• [WORK REQUIRED] Pick out every line in the entries below that contains the string "BRYNSVEGEN", matching case exactly, and copy each such line in full.

Start of DATA SUPPLIED

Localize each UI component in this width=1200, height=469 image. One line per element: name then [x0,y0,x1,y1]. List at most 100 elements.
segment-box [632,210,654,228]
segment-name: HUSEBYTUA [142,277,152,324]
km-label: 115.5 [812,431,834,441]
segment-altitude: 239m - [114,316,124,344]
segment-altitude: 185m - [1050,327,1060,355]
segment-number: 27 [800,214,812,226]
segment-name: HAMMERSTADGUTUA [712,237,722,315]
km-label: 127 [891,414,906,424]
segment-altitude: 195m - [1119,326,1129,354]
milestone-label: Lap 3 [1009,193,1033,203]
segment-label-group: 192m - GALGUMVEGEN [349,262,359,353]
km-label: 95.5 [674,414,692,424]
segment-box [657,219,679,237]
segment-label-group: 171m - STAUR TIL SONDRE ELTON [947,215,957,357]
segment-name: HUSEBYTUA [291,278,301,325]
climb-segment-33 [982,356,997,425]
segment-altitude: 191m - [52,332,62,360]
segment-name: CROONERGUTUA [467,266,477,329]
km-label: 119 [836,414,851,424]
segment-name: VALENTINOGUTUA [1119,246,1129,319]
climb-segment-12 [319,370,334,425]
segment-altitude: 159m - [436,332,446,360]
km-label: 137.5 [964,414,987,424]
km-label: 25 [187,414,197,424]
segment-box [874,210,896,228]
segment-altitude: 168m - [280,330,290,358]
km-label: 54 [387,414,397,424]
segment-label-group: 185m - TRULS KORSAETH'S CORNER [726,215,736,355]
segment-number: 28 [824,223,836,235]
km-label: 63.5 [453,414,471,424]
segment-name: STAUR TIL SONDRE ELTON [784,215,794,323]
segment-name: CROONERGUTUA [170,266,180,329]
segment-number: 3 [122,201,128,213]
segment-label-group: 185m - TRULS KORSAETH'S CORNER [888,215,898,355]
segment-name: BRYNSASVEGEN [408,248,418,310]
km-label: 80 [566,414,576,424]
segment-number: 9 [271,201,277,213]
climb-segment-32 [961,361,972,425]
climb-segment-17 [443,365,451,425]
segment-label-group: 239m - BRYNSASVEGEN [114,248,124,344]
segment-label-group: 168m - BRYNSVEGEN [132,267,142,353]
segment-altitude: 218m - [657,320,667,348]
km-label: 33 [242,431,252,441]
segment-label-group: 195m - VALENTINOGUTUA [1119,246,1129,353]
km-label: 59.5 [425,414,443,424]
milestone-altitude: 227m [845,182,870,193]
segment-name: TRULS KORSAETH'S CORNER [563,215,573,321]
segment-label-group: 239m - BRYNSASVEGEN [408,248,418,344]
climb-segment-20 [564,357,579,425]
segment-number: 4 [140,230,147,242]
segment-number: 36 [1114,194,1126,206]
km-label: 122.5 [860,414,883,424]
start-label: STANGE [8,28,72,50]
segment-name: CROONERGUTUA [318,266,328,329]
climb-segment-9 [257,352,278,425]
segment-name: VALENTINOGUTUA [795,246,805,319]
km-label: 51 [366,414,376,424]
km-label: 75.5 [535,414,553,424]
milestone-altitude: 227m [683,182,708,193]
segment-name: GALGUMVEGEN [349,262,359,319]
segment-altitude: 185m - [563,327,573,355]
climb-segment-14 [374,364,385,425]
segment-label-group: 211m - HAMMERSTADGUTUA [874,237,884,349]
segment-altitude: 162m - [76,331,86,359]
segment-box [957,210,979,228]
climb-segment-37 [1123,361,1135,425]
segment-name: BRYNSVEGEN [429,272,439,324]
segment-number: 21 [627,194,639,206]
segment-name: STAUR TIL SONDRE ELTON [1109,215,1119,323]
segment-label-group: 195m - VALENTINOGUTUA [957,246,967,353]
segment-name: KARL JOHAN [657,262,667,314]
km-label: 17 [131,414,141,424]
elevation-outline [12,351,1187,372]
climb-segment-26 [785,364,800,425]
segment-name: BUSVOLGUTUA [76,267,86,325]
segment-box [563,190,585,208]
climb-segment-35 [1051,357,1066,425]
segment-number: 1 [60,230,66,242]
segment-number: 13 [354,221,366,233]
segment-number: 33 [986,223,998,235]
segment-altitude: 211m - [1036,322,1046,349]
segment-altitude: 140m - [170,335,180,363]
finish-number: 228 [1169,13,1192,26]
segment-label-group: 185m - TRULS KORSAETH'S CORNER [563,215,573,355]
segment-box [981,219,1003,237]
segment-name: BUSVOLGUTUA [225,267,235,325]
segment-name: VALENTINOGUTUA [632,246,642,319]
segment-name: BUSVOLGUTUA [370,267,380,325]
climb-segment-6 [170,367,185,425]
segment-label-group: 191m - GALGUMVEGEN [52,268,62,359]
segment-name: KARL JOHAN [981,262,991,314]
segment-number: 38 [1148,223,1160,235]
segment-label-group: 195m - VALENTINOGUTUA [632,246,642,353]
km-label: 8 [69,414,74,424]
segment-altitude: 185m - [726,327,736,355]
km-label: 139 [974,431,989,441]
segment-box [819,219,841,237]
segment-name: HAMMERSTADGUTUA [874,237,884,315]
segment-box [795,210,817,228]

End of DATA SUPPLIED

• [SOLUTION TO THIS EXERCISE]
segment-label-group: 168m - BRYNSVEGEN [132,267,142,353]
segment-name: BRYNSVEGEN [429,272,439,324]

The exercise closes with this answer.